What is needed ::
Transcribe the listing below word for word.

Stored entries:
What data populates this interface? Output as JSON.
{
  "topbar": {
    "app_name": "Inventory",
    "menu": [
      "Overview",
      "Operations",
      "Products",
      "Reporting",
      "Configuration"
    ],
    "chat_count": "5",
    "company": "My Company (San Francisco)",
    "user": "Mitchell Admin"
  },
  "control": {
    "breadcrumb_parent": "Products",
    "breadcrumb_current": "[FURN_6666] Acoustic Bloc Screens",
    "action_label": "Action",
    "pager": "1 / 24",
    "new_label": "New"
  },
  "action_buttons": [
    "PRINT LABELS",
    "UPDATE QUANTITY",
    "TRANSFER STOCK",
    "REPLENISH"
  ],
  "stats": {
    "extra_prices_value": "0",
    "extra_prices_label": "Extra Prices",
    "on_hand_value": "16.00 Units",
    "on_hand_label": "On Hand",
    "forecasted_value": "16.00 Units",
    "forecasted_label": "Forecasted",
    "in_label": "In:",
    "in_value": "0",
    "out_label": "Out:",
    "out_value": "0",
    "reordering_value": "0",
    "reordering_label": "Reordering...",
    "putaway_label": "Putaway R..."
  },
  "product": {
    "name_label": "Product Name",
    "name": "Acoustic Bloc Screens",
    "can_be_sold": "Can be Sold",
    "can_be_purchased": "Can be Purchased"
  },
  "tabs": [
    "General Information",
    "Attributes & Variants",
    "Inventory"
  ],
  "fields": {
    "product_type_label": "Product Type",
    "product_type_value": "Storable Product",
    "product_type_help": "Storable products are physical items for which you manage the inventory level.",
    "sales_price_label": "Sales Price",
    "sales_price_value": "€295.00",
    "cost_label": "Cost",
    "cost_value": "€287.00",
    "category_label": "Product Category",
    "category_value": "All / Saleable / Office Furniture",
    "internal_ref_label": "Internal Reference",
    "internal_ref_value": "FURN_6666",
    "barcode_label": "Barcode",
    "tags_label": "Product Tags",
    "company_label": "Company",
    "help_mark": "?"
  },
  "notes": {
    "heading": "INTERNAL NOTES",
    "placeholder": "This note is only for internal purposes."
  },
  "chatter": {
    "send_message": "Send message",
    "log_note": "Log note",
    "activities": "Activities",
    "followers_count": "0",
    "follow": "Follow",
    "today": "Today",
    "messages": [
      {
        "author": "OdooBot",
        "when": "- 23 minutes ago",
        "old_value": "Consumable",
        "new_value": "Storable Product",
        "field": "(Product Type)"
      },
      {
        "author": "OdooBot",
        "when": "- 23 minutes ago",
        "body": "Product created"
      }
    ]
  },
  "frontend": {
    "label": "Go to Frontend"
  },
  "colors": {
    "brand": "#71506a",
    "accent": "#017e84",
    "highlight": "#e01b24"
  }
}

Correct response ::
What data populates this interface? Output as JSON.
{
  "topbar": {
    "app_name": "Inventory",
    "menu": [
      "Overview",
      "Operations",
      "Products",
      "Reporting",
      "Configuration"
    ],
    "chat_count": "5",
    "company": "My Company (San Francisco)",
    "user": "Mitchell Admin"
  },
  "control": {
    "breadcrumb_parent": "Products",
    "breadcrumb_current": "[FURN_6666] Acoustic Bloc Screens",
    "action_label": "Action",
    "pager": "1 / 24",
    "new_label": "New"
  },
  "action_buttons": [
    "PRINT LABELS",
    "UPDATE QUANTITY",
    "TRANSFER STOCK",
    "REPLENISH"
  ],
  "stats": {
    "extra_prices_value": "0",
    "extra_prices_label": "Extra Prices",
    "on_hand_value": "16.00 Units",
    "on_hand_label": "On Hand",
    "forecasted_value": "16.00 Units",
    "forecasted_label": "Forecasted",
    "in_label": "In:",
    "in_value": "0",
    "out_label": "Out:",
    "out_value": "0",
    "reordering_value": "0",
    "reordering_label": "Reordering...",
    "putaway_label": "Putaway R..."
  },
  "product": {
    "name_label": "Product Name",
    "name": "Acoustic Bloc Screens",
    "can_be_sold": "Can be Sold",
    "can_be_purchased": "Can be Purchased"
  },
  "tabs": [
    "General Information",
    "Attributes & Variants",
    "Inventory"
  ],
  "fields": {
    "product_type_label": "Product Type",
    "product_type_value": "Storable Product",
    "product_type_help": "Storable products are physical items for which you manage the inventory level.",
    "sales_price_label": "Sales Price",
    "sales_price_value": "€295.00",
    "cost_label": "Cost",
    "cost_value": "€287.00",
    "category_label": "Product Category",
    "category_value": "All / Saleable / Office Furniture",
    "internal_ref_label": "Internal Reference",
    "internal_ref_value": "FURN_6666",
    "barcode_label": "Barcode",
    "tags_label": "Product Tags",
    "company_label": "Company",
    "help_mark": "?"
  },
  "notes": {
    "heading": "INTERNAL NOTES",
    "placeholder": "This note is only for internal purposes."
  },
  "chatter": {
    "send_message": "Send message",
    "log_note": "Log note",
    "activities": "Activities",
    "followers_count": "0",
    "follow": "Follow",
    "today": "Today",
    "messages": [
      {
        "author": "OdooBot",
        "when": "- 23 minutes ago",
        "old_value": "Consumable",
        "new_value": "Storable Product",
        "field": "(Product Type)"
      },
      {
        "author": "OdooBot",
        "when": "- 23 minutes ago",
        "body": "Product created"
      }
    ]
  },
  "frontend": {
    "label": "Go to Frontend"
  },
  "colors": {
    "brand": "#71506a",
    "accent": "#017e84",
    "highlight": "#e01b24"
  }
}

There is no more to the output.